_What the task asks_
Return every line of the data that contains the string "Numero". Case matters.

_Material for this task_
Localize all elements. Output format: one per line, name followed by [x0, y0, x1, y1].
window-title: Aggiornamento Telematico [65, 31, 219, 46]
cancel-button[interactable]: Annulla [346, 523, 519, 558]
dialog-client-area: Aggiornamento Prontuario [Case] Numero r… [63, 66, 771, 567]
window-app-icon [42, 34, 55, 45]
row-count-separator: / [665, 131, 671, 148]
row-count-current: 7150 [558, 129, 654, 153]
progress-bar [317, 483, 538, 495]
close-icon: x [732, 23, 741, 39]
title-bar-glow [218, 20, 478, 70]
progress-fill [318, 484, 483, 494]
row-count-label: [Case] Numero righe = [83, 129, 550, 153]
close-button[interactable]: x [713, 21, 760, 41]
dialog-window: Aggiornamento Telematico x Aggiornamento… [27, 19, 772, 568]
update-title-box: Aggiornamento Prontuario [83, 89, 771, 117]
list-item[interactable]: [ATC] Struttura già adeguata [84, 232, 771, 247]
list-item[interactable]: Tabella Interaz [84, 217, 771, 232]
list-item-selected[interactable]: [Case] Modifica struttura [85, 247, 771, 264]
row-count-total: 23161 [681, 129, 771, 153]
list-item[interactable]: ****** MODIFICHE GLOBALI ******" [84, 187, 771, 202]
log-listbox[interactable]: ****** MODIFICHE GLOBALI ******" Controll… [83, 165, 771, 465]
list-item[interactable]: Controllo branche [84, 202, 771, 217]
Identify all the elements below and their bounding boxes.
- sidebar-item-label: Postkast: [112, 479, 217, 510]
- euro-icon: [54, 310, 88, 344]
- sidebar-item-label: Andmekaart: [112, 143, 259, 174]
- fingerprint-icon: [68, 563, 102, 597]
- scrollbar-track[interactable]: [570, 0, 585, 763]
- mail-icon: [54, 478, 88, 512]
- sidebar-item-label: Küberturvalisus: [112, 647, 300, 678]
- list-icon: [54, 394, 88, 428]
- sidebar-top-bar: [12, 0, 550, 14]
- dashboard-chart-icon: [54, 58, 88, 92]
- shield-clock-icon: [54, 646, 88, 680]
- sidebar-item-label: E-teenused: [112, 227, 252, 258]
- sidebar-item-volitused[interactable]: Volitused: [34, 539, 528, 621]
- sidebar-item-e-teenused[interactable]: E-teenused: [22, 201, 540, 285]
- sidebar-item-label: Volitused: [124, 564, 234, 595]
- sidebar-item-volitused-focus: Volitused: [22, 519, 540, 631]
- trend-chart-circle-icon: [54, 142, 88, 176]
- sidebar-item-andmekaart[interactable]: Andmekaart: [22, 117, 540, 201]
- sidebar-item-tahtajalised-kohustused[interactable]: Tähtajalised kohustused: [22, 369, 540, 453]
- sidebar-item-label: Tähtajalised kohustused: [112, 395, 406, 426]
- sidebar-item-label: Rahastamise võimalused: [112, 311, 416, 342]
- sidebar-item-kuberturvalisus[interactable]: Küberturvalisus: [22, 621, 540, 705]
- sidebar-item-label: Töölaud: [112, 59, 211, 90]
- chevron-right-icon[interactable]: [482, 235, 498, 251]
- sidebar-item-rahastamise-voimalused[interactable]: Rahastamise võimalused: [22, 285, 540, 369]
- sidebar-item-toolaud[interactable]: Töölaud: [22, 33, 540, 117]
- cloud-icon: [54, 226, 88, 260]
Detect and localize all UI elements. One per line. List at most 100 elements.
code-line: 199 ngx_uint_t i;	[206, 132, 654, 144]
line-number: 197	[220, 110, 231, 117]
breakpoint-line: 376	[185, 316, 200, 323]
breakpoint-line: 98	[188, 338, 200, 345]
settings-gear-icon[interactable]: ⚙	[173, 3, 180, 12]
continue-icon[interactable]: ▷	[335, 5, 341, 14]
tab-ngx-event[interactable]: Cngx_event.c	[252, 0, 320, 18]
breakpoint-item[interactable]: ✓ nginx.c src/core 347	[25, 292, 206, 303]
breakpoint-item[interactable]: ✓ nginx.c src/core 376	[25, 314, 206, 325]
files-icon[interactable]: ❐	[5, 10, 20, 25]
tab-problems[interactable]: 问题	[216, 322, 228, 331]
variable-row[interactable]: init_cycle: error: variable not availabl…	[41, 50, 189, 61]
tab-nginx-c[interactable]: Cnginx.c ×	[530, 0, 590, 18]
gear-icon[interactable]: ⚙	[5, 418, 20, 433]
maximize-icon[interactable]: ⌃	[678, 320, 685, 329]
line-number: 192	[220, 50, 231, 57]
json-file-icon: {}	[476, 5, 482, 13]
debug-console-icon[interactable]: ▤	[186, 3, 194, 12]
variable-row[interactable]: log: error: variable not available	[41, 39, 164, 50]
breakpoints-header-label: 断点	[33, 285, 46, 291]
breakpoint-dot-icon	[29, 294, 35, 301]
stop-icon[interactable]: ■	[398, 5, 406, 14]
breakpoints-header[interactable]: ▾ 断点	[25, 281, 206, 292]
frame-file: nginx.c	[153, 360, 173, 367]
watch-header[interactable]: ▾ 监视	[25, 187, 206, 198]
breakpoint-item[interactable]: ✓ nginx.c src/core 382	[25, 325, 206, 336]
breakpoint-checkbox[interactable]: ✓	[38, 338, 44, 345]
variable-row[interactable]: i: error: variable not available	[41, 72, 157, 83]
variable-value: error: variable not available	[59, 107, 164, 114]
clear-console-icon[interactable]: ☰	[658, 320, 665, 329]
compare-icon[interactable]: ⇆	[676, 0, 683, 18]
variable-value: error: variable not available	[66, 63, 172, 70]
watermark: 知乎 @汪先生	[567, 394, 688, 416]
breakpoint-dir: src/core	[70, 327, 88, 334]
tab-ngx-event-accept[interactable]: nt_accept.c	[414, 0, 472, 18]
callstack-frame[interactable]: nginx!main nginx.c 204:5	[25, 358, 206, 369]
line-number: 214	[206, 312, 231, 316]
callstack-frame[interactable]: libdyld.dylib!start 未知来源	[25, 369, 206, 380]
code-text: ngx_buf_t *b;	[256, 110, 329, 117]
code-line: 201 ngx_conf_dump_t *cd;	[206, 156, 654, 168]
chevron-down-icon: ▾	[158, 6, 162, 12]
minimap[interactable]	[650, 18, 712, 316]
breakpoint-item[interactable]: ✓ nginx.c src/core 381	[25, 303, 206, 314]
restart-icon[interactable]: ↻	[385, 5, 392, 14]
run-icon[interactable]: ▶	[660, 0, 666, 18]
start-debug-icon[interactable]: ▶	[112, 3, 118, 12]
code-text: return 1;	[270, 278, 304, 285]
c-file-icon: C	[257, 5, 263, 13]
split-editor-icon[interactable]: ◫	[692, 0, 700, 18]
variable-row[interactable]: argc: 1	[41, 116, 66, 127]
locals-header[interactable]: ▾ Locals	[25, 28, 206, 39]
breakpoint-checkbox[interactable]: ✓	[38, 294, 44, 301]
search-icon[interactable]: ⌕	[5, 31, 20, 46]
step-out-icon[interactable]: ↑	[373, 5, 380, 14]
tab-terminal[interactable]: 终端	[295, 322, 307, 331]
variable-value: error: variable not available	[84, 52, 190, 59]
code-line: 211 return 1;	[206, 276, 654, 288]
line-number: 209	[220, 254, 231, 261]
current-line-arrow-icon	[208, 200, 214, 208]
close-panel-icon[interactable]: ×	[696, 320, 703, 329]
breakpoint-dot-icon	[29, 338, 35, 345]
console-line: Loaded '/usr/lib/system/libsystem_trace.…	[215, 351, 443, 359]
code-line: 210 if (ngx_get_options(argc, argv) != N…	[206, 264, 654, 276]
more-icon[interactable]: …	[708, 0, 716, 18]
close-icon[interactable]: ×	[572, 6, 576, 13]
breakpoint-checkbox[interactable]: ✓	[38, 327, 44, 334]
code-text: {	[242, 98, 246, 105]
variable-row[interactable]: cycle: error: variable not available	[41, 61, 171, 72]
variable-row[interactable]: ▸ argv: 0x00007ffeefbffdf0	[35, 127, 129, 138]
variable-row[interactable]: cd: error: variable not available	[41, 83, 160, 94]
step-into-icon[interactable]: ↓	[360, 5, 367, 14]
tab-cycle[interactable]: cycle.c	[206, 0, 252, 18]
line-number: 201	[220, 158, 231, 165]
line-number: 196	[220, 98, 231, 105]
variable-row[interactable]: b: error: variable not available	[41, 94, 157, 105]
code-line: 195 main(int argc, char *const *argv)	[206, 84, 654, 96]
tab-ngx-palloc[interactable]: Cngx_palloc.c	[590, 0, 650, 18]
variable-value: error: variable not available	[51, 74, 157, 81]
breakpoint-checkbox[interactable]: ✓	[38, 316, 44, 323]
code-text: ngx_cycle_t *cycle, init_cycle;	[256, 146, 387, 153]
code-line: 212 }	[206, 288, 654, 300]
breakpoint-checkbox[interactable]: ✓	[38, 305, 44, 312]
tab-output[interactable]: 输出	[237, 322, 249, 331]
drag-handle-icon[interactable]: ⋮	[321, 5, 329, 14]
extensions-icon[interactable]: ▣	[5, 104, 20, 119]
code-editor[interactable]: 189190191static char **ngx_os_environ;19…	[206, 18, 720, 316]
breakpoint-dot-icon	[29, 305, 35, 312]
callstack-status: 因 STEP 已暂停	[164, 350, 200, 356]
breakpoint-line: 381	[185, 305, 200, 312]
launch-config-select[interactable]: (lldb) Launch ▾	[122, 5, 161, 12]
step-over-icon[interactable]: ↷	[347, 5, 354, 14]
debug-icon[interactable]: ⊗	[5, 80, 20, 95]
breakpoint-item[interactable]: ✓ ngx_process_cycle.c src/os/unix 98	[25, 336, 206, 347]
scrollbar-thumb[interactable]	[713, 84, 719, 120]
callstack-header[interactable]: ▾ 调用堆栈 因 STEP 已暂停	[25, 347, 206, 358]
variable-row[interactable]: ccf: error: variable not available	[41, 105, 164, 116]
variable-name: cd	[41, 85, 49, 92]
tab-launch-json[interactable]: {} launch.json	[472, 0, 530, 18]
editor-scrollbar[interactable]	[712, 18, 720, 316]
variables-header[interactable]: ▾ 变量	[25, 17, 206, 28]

_Response_
dialog-client-area: Aggiornamento Prontuario [Case] Numero r… [63, 66, 771, 567]
row-count-label: [Case] Numero righe = [83, 129, 550, 153]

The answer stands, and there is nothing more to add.